Excerpted text:
His first three novels, Death in the Age of Steam, Quarrel With the Foe and Victim Impact, were set in three different time periods. In his fourth, Fire on the Runway, published by Dundurn this spring, he returns to the 1920s, and the milieu and characters of Quarrel With the Foe.


How important is research to a mystery writer? It’s fiction, so can’t you just make it all up? People read historical fiction to learn something about earlier times. Some writers say they

Do you base your principal characters on real people you know or have read about? My main characters have multiple sources, not all of which I’m aware of. The only single source character in the Shenstone series is the University of Toronto chemistry professor who does forensic analysis for the police. The character I have called Dalton Linacre is based in appearance and opinions on the real-life Joslyn Rogers. There was no need to create a composite character: the historical Rogers was a one-man crime lab and simply couldn’t be improved upon.

Many people can imagine writing a short story. But a novel is such a big project, tens of thousands of words. Where and how do you begin? With a plot outline? I begin with a lot of reading and journal entries on what I read. Not just facts, but the plot and character ideas sparked by them. When I think I have enough for a novel, I try to get down a first draft as quickly as possible. The second draft will be slow and painstaking, and may end up very different from the first draft. I think I would find a plot outline confining. Ideas come while I write: I’d either have to stifle them or keep changing the outline.

Dataset extract:

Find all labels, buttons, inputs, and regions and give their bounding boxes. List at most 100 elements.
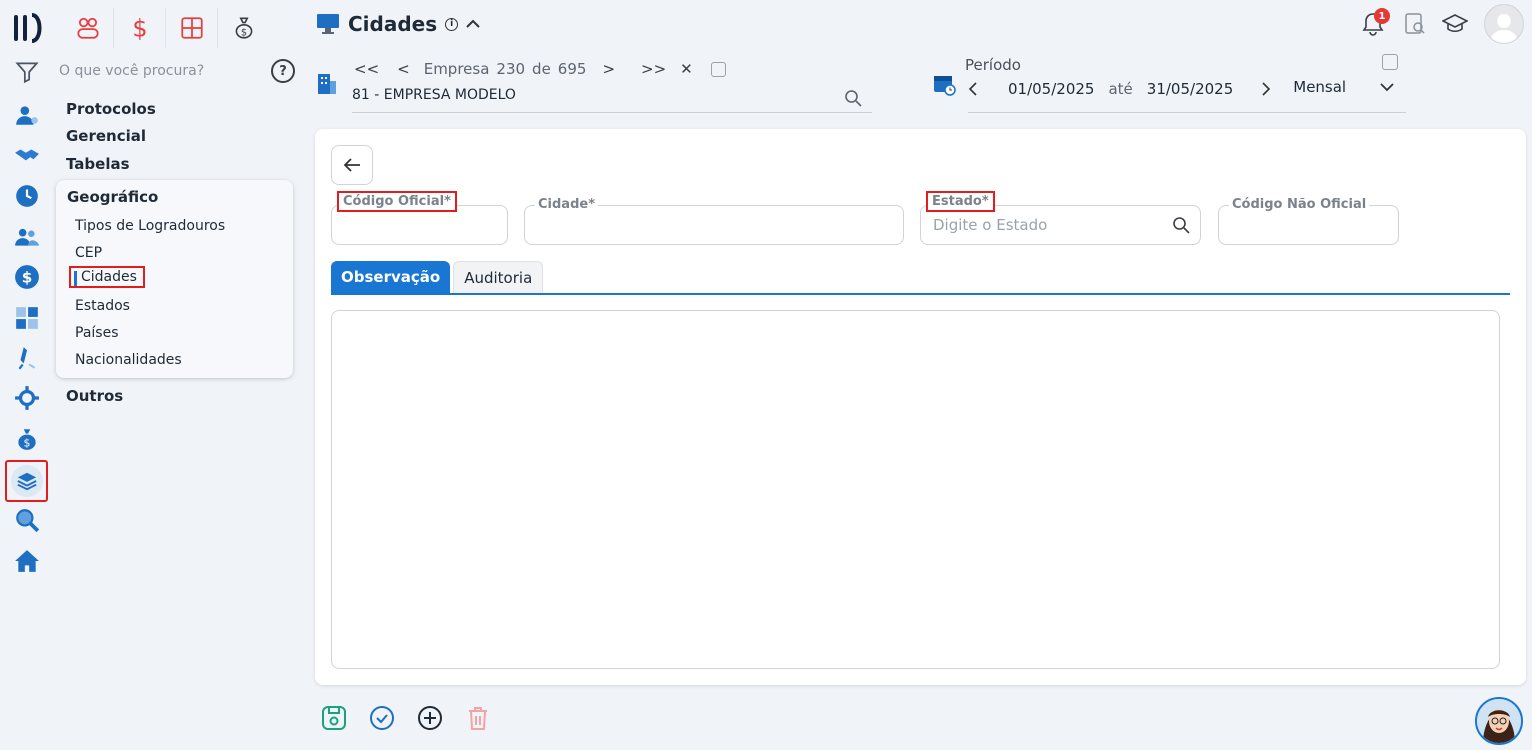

Written request: Pick up the interview with the mystery writer after its final sentence and continue it.

Reply to the task:
How do you deal with criticism of your writing? Are you open enough – and tough enough – to benefit from editors’ and readers’ suggestions? Writers are more often ignored than criticized, so I appreciate anyone who takes the trouble to make suggestions. You do have to toughen up a bit and realize that it’s your skill that’s being dissected, not your soul. And you can choose which readers to listen to closely. The publisher’s editors are a different matter. They have to be listened to. I try to accommodate them where I can and push back in the few instances where I feel I must.

Is there a single piece of advice you’d give someone who wants to write crime fiction? Read the kind of book you want to write. Don’t be afraid of being influenced. Your individuality isn’t that fragile.

What actor would you like to play Paul Shenstone in a movie adaptation of the book, and why? I didn’t conceive of Paul with a particular actor in mind. But how about Joseph Gordon-Leavitt? He’s the right age, has demonstrated his crime movie chops in the films Looper, Brick and Premium Rush. And, without being too pretty, he’s handsome enough to interest women.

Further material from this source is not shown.